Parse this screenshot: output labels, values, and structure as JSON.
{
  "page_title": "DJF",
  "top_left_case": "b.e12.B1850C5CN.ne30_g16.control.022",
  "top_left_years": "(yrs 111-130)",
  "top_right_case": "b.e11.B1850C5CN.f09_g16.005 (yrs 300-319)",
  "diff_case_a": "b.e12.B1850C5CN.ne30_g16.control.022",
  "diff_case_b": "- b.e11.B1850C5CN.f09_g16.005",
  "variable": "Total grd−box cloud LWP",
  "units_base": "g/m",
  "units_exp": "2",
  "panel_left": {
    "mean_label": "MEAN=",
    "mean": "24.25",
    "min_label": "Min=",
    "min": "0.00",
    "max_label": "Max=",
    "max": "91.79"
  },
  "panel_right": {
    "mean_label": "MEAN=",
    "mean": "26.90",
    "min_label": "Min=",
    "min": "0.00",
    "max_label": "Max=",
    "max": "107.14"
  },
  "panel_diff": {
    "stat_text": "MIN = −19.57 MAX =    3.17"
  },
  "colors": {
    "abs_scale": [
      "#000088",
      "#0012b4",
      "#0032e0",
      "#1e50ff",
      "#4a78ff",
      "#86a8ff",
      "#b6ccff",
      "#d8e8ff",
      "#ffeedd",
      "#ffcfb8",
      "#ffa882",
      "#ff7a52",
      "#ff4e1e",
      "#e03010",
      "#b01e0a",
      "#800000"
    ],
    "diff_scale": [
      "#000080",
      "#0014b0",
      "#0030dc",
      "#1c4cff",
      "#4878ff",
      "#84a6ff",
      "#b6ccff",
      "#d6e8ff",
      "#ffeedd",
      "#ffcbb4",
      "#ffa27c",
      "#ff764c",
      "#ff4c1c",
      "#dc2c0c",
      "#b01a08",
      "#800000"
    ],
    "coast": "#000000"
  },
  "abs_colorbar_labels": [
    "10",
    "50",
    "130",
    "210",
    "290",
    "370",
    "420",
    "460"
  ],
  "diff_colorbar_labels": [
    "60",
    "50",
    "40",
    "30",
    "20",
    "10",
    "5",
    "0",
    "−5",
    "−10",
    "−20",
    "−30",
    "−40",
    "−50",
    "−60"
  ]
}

***

Reproduce the material verbatim, line by line.

Parse this screenshot: output labels, values, and structure as JSON.
{
  "page_title": "DJF",
  "top_left_case": "b.e12.B1850C5CN.ne30_g16.control.022",
  "top_left_years": "(yrs 111-130)",
  "top_right_case": "b.e11.B1850C5CN.f09_g16.005 (yrs 300-319)",
  "diff_case_a": "b.e12.B1850C5CN.ne30_g16.control.022",
  "diff_case_b": "- b.e11.B1850C5CN.f09_g16.005",
  "variable": "Total grd−box cloud LWP",
  "units_base": "g/m",
  "units_exp": "2",
  "panel_left": {
    "mean_label": "MEAN=",
    "mean": "24.25",
    "min_label": "Min=",
    "min": "0.00",
    "max_label": "Max=",
    "max": "91.79"
  },
  "panel_right": {
    "mean_label": "MEAN=",
    "mean": "26.90",
    "min_label": "Min=",
    "min": "0.00",
    "max_label": "Max=",
    "max": "107.14"
  },
  "panel_diff": {
    "stat_text": "MIN = −19.57 MAX =    3.17"
  },
  "colors": {
    "abs_scale": [
      "#000088",
      "#0012b4",
      "#0032e0",
      "#1e50ff",
      "#4a78ff",
      "#86a8ff",
      "#b6ccff",
      "#d8e8ff",
      "#ffeedd",
      "#ffcfb8",
      "#ffa882",
      "#ff7a52",
      "#ff4e1e",
      "#e03010",
      "#b01e0a",
      "#800000"
    ],
    "diff_scale": [
      "#000080",
      "#0014b0",
      "#0030dc",
      "#1c4cff",
      "#4878ff",
      "#84a6ff",
      "#b6ccff",
      "#d6e8ff",
      "#ffeedd",
      "#ffcbb4",
      "#ffa27c",
      "#ff764c",
      "#ff4c1c",
      "#dc2c0c",
      "#b01a08",
      "#800000"
    ],
    "coast": "#000000"
  },
  "abs_colorbar_labels": [
    "10",
    "50",
    "130",
    "210",
    "290",
    "370",
    "420",
    "460"
  ],
  "diff_colorbar_labels": [
    "60",
    "50",
    "40",
    "30",
    "20",
    "10",
    "5",
    "0",
    "−5",
    "−10",
    "−20",
    "−30",
    "−40",
    "−50",
    "−60"
  ]
}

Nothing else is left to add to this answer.